» Given problem
Count lines with "that" in them. Report only the total.

» Lines of data
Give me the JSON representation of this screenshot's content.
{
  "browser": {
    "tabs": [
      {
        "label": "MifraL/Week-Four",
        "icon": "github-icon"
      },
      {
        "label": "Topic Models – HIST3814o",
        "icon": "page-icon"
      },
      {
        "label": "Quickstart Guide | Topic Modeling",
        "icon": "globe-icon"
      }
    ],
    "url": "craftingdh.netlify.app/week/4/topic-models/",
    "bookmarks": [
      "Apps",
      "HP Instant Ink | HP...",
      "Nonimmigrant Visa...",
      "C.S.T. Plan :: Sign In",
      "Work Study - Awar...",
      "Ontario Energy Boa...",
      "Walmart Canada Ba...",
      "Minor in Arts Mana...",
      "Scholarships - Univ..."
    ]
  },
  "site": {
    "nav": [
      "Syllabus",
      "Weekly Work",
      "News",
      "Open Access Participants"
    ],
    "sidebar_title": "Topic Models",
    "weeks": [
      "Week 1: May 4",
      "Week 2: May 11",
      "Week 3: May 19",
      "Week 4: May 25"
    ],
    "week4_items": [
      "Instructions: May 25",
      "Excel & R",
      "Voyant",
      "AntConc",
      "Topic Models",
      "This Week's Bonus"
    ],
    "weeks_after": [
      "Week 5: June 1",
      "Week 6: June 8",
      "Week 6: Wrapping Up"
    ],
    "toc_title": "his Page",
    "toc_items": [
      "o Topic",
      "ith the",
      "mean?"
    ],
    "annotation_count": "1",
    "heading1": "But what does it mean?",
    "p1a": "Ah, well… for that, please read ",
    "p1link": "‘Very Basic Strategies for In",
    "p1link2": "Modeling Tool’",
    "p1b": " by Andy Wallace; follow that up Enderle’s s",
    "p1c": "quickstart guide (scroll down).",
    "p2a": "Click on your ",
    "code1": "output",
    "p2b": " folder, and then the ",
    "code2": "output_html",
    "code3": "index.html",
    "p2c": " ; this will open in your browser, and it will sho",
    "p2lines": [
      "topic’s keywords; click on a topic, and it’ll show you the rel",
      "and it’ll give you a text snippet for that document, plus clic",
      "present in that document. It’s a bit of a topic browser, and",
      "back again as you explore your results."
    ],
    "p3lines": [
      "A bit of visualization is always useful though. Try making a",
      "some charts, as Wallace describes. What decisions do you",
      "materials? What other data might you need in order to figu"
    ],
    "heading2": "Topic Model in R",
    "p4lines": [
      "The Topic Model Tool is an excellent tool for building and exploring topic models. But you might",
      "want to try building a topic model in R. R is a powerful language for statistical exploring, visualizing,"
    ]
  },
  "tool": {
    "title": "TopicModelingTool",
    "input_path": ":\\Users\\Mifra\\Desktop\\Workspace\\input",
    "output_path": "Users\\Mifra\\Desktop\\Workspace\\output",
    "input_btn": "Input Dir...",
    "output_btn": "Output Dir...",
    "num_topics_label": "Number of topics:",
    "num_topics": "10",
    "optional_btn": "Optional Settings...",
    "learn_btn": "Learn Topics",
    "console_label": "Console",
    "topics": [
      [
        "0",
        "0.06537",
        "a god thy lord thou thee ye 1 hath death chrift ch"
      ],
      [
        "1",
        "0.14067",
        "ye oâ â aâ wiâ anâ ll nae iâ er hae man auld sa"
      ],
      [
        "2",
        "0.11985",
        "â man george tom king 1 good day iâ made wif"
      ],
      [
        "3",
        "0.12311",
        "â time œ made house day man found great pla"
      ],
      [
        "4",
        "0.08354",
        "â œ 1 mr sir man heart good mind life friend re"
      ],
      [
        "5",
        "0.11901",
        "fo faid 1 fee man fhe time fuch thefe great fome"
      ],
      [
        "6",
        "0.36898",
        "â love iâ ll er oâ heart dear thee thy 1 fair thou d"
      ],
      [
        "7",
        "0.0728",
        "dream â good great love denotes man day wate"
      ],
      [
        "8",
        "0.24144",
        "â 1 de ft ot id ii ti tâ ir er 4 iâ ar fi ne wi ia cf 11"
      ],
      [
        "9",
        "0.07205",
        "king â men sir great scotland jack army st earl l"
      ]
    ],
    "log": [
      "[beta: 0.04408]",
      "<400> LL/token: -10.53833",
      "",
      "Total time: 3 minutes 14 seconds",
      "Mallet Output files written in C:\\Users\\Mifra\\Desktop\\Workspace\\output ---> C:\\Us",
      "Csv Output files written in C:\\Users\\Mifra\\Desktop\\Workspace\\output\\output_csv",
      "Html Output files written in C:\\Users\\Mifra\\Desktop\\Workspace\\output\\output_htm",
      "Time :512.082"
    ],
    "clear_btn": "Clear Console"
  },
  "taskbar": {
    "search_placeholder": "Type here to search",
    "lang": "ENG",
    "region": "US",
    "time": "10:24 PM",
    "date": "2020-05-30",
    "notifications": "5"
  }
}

» Response to this exercise
4